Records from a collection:
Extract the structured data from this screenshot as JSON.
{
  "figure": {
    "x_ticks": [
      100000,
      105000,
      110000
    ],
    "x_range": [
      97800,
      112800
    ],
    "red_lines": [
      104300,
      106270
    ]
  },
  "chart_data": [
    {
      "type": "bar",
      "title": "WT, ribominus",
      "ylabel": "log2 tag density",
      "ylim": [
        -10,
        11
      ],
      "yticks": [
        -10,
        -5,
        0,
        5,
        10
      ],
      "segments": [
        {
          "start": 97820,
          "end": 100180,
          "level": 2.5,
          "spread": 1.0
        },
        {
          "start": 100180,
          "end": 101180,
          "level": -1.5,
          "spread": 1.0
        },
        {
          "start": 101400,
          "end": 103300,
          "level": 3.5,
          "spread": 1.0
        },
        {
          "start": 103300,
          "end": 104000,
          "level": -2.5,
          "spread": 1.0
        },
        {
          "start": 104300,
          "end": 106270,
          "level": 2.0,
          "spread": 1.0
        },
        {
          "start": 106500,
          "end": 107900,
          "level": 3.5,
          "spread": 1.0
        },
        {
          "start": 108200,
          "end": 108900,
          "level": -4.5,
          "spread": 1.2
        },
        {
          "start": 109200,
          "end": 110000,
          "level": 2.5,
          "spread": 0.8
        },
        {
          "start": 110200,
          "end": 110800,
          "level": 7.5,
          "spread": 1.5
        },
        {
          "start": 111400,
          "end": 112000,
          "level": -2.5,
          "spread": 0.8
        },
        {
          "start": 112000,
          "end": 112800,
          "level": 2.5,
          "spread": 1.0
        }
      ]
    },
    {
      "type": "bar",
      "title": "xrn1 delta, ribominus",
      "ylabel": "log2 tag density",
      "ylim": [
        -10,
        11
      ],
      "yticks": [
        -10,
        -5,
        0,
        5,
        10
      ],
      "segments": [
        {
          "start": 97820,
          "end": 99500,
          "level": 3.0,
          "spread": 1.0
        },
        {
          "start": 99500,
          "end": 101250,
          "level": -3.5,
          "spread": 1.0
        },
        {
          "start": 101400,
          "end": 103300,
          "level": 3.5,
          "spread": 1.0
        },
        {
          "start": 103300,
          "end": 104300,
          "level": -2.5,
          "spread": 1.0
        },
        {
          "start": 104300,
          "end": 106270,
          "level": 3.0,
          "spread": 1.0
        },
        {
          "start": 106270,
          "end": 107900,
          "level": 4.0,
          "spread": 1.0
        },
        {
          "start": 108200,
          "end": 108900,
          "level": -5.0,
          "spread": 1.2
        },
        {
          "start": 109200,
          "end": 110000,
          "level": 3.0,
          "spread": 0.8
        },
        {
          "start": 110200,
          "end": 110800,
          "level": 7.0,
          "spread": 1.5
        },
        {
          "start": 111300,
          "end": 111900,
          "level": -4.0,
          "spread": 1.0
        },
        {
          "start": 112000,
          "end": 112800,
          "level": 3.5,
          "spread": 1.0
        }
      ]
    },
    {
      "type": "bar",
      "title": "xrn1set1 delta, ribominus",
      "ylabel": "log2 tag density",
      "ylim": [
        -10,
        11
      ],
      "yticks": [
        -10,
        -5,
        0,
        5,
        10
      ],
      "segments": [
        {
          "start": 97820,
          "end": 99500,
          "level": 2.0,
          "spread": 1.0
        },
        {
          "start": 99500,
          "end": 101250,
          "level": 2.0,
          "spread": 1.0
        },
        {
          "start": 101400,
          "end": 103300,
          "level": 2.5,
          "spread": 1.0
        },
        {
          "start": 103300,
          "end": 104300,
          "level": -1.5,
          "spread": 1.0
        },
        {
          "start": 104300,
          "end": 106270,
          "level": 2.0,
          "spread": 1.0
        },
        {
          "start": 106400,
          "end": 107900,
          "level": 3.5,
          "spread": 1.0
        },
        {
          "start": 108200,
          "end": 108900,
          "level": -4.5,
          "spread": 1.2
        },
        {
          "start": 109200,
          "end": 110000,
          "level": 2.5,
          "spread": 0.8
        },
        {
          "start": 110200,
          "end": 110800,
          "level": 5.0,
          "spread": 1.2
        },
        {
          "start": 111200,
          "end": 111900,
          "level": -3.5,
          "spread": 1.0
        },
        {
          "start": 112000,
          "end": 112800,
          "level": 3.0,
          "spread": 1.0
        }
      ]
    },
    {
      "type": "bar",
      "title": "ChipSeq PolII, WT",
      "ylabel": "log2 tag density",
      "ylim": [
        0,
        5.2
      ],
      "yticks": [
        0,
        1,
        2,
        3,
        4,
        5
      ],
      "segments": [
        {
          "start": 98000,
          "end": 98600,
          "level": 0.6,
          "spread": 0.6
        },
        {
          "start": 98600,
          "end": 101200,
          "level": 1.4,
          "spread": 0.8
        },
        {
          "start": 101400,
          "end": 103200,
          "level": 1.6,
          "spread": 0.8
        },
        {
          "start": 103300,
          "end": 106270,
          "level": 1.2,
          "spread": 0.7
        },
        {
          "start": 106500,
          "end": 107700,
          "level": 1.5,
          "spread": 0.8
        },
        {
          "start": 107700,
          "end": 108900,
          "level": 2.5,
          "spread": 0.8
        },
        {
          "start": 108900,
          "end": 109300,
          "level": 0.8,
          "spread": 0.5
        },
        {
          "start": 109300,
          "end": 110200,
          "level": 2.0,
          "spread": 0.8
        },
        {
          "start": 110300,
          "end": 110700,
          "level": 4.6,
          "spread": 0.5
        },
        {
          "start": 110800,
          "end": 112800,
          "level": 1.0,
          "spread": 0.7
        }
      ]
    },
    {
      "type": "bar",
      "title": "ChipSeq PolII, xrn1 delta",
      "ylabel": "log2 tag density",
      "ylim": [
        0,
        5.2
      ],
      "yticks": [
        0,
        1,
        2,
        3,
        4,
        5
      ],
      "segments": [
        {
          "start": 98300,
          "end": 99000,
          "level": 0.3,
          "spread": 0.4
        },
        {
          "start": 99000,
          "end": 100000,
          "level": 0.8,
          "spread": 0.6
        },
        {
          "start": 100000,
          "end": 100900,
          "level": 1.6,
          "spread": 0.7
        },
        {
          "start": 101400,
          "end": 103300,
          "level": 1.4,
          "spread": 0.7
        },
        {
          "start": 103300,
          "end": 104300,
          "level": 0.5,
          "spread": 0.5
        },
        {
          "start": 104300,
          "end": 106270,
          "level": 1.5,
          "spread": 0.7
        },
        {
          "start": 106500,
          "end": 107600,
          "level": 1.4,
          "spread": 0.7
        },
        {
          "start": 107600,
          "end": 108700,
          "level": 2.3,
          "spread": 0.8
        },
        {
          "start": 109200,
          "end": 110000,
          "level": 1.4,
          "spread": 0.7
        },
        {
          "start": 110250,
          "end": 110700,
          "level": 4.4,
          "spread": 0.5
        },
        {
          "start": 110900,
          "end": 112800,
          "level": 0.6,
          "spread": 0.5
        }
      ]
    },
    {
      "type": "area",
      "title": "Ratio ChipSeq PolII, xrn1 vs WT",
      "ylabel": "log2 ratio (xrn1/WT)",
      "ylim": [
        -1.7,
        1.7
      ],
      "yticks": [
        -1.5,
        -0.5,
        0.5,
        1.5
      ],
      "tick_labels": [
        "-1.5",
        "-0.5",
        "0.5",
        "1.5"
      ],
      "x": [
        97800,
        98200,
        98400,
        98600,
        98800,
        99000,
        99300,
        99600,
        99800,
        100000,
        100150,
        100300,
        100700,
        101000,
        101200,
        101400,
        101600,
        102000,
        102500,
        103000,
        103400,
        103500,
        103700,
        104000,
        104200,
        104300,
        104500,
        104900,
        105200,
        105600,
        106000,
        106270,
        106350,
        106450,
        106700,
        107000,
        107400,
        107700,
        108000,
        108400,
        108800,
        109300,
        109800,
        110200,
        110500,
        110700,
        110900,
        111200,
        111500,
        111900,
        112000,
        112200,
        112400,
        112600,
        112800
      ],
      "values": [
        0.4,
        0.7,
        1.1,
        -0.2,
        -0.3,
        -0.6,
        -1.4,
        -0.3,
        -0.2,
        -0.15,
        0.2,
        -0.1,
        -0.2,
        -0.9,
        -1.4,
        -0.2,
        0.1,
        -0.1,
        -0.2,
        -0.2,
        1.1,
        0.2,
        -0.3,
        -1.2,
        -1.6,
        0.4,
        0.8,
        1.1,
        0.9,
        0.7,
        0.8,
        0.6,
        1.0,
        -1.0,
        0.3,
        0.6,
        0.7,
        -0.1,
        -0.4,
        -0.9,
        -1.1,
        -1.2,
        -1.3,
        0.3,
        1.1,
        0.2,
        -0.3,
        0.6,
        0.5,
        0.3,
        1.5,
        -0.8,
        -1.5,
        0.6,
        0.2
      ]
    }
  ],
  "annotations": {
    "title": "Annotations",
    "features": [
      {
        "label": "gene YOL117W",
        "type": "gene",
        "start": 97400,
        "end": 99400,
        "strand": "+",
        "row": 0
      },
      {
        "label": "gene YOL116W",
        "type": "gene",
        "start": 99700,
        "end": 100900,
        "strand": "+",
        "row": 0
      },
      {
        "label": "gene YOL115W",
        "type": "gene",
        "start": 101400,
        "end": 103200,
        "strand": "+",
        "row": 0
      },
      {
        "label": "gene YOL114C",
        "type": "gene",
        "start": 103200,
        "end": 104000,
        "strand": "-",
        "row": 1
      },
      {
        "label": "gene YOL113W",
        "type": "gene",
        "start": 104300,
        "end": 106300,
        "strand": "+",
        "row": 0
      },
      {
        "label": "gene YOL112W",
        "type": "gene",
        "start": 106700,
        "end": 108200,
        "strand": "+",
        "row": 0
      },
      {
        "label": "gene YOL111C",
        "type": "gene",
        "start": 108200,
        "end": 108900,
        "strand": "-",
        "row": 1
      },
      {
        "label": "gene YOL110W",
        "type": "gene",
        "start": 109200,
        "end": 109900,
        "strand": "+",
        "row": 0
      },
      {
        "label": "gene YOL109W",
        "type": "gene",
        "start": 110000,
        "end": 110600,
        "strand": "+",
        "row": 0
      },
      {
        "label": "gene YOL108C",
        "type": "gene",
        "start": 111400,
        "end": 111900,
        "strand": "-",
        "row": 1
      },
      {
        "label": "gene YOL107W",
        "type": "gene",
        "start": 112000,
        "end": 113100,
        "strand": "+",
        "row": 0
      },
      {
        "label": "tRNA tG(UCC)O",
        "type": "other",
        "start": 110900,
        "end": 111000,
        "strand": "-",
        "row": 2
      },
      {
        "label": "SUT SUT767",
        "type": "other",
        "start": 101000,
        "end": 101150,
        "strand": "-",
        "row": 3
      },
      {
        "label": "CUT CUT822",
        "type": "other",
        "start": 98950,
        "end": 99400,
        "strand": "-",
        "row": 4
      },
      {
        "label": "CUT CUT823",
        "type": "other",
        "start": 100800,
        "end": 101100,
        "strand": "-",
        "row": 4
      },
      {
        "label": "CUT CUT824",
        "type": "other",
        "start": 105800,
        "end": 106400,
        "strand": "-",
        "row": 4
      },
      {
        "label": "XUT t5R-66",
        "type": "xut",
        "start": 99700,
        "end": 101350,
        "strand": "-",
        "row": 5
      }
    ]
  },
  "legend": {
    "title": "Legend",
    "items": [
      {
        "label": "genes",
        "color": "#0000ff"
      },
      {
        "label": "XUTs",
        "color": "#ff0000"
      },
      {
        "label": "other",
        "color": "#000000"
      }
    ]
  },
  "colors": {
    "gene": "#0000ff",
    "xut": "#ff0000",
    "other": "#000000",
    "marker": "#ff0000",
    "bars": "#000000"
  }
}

• **What is expected**: Look through the entries above. Copy out every line holding the word "delta".

• **Result for this task**:
      "title": "xrn1 delta, ribominus",
      "title": "xrn1set1 delta, ribominus",
      "title": "ChipSeq PolII, xrn1 delta",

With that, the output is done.